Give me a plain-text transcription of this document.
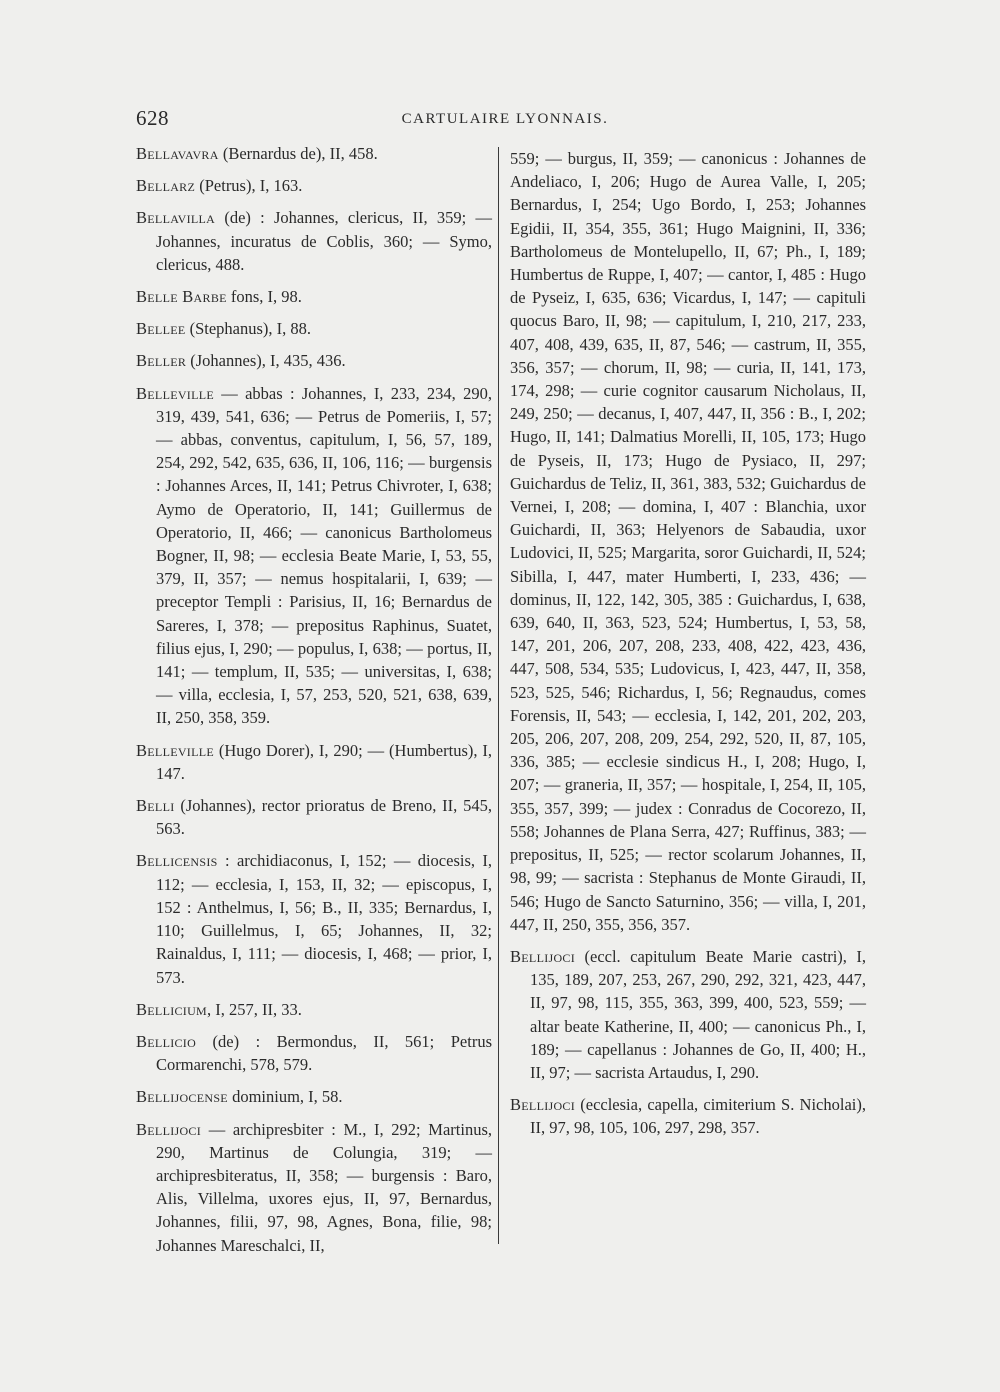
628	CARTULAIRE LYONNAIS.

Bellavavra (Bernardus de), II, 458.

Bellarz (Petrus), I, 163.

Bellavilla (de) : Johannes, clericus, II, 359; — Johannes, incuratus de Coblis, 360; — Symo, clericus, 488.

Belle Barbe fons, I, 98.

Bellee (Stephanus), I, 88.

Beller (Johannes), I, 435, 436.

Belleville — abbas : Johannes, I, 233, 234, 290, 319, 439, 541, 636; — Petrus de Pomeriis, I, 57; — abbas, conventus, capitulum, I, 56, 57, 189, 254, 292, 542, 635, 636, II, 106, 116; — burgensis : Johannes Arces, II, 141; Petrus Chivroter, I, 638; Aymo de Operatorio, II, 141; Guillermus de Operatorio, II, 466; — canonicus Bartholomeus Bogner, II, 98; — ecclesia Beate Marie, I, 53, 55, 379, II, 357; — nemus hospitalarii, I, 639; — preceptor Templi : Parisius, II, 16; Bernardus de Sareres, I, 378; — prepositus Raphinus, Suatet, filius ejus, I, 290; — populus, I, 638; — portus, II, 141; — templum, II, 535; — universitas, I, 638; — villa, ecclesia, I, 57, 253, 520, 521, 638, 639, II, 250, 358, 359.

Belleville (Hugo Dorer), I, 290; — (Humbertus), I, 147.

Belli (Johannes), rector prioratus de Breno, II, 545, 563.

Bellicensis : archidiaconus, I, 152; — diocesis, I, 112; — ecclesia, I, 153, II, 32; — episcopus, I, 152 : Anthelmus, I, 56; B., II, 335; Bernardus, I, 110; Guillelmus, I, 65; Johannes, II, 32; Rainaldus, I, 111; — diocesis, I, 468; — prior, I, 573.

Bellicium, I, 257, II, 33.

Bellicio (de) : Bermondus, II, 561; Petrus Cormarenchi, 578, 579.

Bellijocense dominium, I, 58.

Bellijoci — archipresbiter : M., I, 292; Martinus, 290, Martinus de Colungia, 319; — archipresbiteratus, II, 358; — burgensis : Baro, Alis, Villelma, uxores ejus, II, 97, Bernardus, Johannes, filii, 97, 98, Agnes, Bona, filie, 98; Johannes Mareschalci, II,

559; — burgus, II, 359; — canonicus : Johannes de Andeliaco, I, 206; Hugo de Aurea Valle, I, 205; Bernardus, I, 254; Ugo Bordo, I, 253; Johannes Egidii, II, 354, 355, 361; Hugo Maignini, II, 336; Bartholomeus de Montelupello, II, 67; Ph., I, 189; Humbertus de Ruppe, I, 407; — cantor, I, 485 : Hugo de Pyseiz, I, 635, 636; Vicardus, I, 147; — capituli quocus Baro, II, 98; — capitulum, I, 210, 217, 233, 407, 408, 439, 635, II, 87, 546; — castrum, II, 355, 356, 357; — chorum, II, 98; — curia, II, 141, 173, 174, 298; — curie cognitor causarum Nicholaus, II, 249, 250; — decanus, I, 407, 447, II, 356 : B., I, 202; Hugo, II, 141; Dalmatius Morelli, II, 105, 173; Hugo de Pyseis, II, 173; Hugo de Pysiaco, II, 297; Guichardus de Teliz, II, 361, 383, 532; Guichardus de Vernei, I, 208; — domina, I, 407 : Blanchia, uxor Guichardi, II, 363; Helyenors de Sabaudia, uxor Ludovici, II, 525; Margarita, soror Guichardi, II, 524; Sibilla, I, 447, mater Humberti, I, 233, 436; — dominus, II, 122, 142, 305, 385 : Guichardus, I, 638, 639, 640, II, 363, 523, 524; Humbertus, I, 53, 58, 147, 201, 206, 207, 208, 233, 408, 422, 423, 436, 447, 508, 534, 535; Ludovicus, I, 423, 447, II, 358, 523, 525, 546; Richardus, I, 56; Regnaudus, comes Forensis, II, 543; — ecclesia, I, 142, 201, 202, 203, 205, 206, 207, 208, 209, 254, 292, 520, II, 87, 105, 336, 385; — ecclesie sindicus H., I, 208; Hugo, I, 207; — graneria, II, 357; — hospitale, I, 254, II, 105, 355, 357, 399; — judex : Conradus de Cocorezo, II, 558; Johannes de Plana Serra, 427; Ruffinus, 383; — prepositus, II, 525; — rector scolarum Johannes, II, 98, 99; — sacrista : Stephanus de Monte Giraudi, II, 546; Hugo de Sancto Saturnino, 356; — villa, I, 201, 447, II, 250, 355, 356, 357.

Bellijoci (eccl. capitulum Beate Marie castri), I, 135, 189, 207, 253, 267, 290, 292, 321, 423, 447, II, 97, 98, 115, 355, 363, 399, 400, 523, 559; — altar beate Katherine, II, 400; — canonicus Ph., I, 189; — capellanus : Johannes de Go, II, 400; H., II, 97; — sacrista Artaudus, I, 290.

Bellijoci (ecclesia, capella, cimiterium S. Nicholai), II, 97, 98, 105, 106, 297, 298, 357.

## WHAT THIS TASK INVOLVES
Repeat the material exactly as it reads, without any of its pictures.

## FULL OUTPUT
Give me a plain-text transcription of this document.
628	CARTULAIRE LYONNAIS.

Bellavavra (Bernardus de), II, 458.

Bellarz (Petrus), I, 163.

Bellavilla (de) : Johannes, clericus, II, 359; — Johannes, incuratus de Coblis, 360; — Symo, clericus, 488.

Belle Barbe fons, I, 98.

Bellee (Stephanus), I, 88.

Beller (Johannes), I, 435, 436.

Belleville — abbas : Johannes, I, 233, 234, 290, 319, 439, 541, 636; — Petrus de Pomeriis, I, 57; — abbas, conventus, capitulum, I, 56, 57, 189, 254, 292, 542, 635, 636, II, 106, 116; — burgensis : Johannes Arces, II, 141; Petrus Chivroter, I, 638; Aymo de Operatorio, II, 141; Guillermus de Operatorio, II, 466; — canonicus Bartholomeus Bogner, II, 98; — ecclesia Beate Marie, I, 53, 55, 379, II, 357; — nemus hospitalarii, I, 639; — preceptor Templi : Parisius, II, 16; Bernardus de Sareres, I, 378; — prepositus Raphinus, Suatet, filius ejus, I, 290; — populus, I, 638; — portus, II, 141; — templum, II, 535; — universitas, I, 638; — villa, ecclesia, I, 57, 253, 520, 521, 638, 639, II, 250, 358, 359.

Belleville (Hugo Dorer), I, 290; — (Humbertus), I, 147.

Belli (Johannes), rector prioratus de Breno, II, 545, 563.

Bellicensis : archidiaconus, I, 152; — diocesis, I, 112; — ecclesia, I, 153, II, 32; — episcopus, I, 152 : Anthelmus, I, 56; B., II, 335; Bernardus, I, 110; Guillelmus, I, 65; Johannes, II, 32; Rainaldus, I, 111; — diocesis, I, 468; — prior, I, 573.

Bellicium, I, 257, II, 33.

Bellicio (de) : Bermondus, II, 561; Petrus Cormarenchi, 578, 579.

Bellijocense dominium, I, 58.

Bellijoci — archipresbiter : M., I, 292; Martinus, 290, Martinus de Colungia, 319; — archipresbiteratus, II, 358; — burgensis : Baro, Alis, Villelma, uxores ejus, II, 97, Bernardus, Johannes, filii, 97, 98, Agnes, Bona, filie, 98; Johannes Mareschalci, II,

559; — burgus, II, 359; — canonicus : Johannes de Andeliaco, I, 206; Hugo de Aurea Valle, I, 205; Bernardus, I, 254; Ugo Bordo, I, 253; Johannes Egidii, II, 354, 355, 361; Hugo Maignini, II, 336; Bartholomeus de Montelupello, II, 67; Ph., I, 189; Humbertus de Ruppe, I, 407; — cantor, I, 485 : Hugo de Pyseiz, I, 635, 636; Vicardus, I, 147; — capituli quocus Baro, II, 98; — capitulum, I, 210, 217, 233, 407, 408, 439, 635, II, 87, 546; — castrum, II, 355, 356, 357; — chorum, II, 98; — curia, II, 141, 173, 174, 298; — curie cognitor causarum Nicholaus, II, 249, 250; — decanus, I, 407, 447, II, 356 : B., I, 202; Hugo, II, 141; Dalmatius Morelli, II, 105, 173; Hugo de Pyseis, II, 173; Hugo de Pysiaco, II, 297; Guichardus de Teliz, II, 361, 383, 532; Guichardus de Vernei, I, 208; — domina, I, 407 : Blanchia, uxor Guichardi, II, 363; Helyenors de Sabaudia, uxor Ludovici, II, 525; Margarita, soror Guichardi, II, 524; Sibilla, I, 447, mater Humberti, I, 233, 436; — dominus, II, 122, 142, 305, 385 : Guichardus, I, 638, 639, 640, II, 363, 523, 524; Humbertus, I, 53, 58, 147, 201, 206, 207, 208, 233, 408, 422, 423, 436, 447, 508, 534, 535; Ludovicus, I, 423, 447, II, 358, 523, 525, 546; Richardus, I, 56; Regnaudus, comes Forensis, II, 543; — ecclesia, I, 142, 201, 202, 203, 205, 206, 207, 208, 209, 254, 292, 520, II, 87, 105, 336, 385; — ecclesie sindicus H., I, 208; Hugo, I, 207; — graneria, II, 357; — hospitale, I, 254, II, 105, 355, 357, 399; — judex : Conradus de Cocorezo, II, 558; Johannes de Plana Serra, 427; Ruffinus, 383; — prepositus, II, 525; — rector scolarum Johannes, II, 98, 99; — sacrista : Stephanus de Monte Giraudi, II, 546; Hugo de Sancto Saturnino, 356; — villa, I, 201, 447, II, 250, 355, 356, 357.

Bellijoci (eccl. capitulum Beate Marie castri), I, 135, 189, 207, 253, 267, 290, 292, 321, 423, 447, II, 97, 98, 115, 355, 363, 399, 400, 523, 559; — altar beate Katherine, II, 400; — canonicus Ph., I, 189; — capellanus : Johannes de Go, II, 400; H., II, 97; — sacrista Artaudus, I, 290.

Bellijoci (ecclesia, capella, cimiterium S. Nicholai), II, 97, 98, 105, 106, 297, 298, 357.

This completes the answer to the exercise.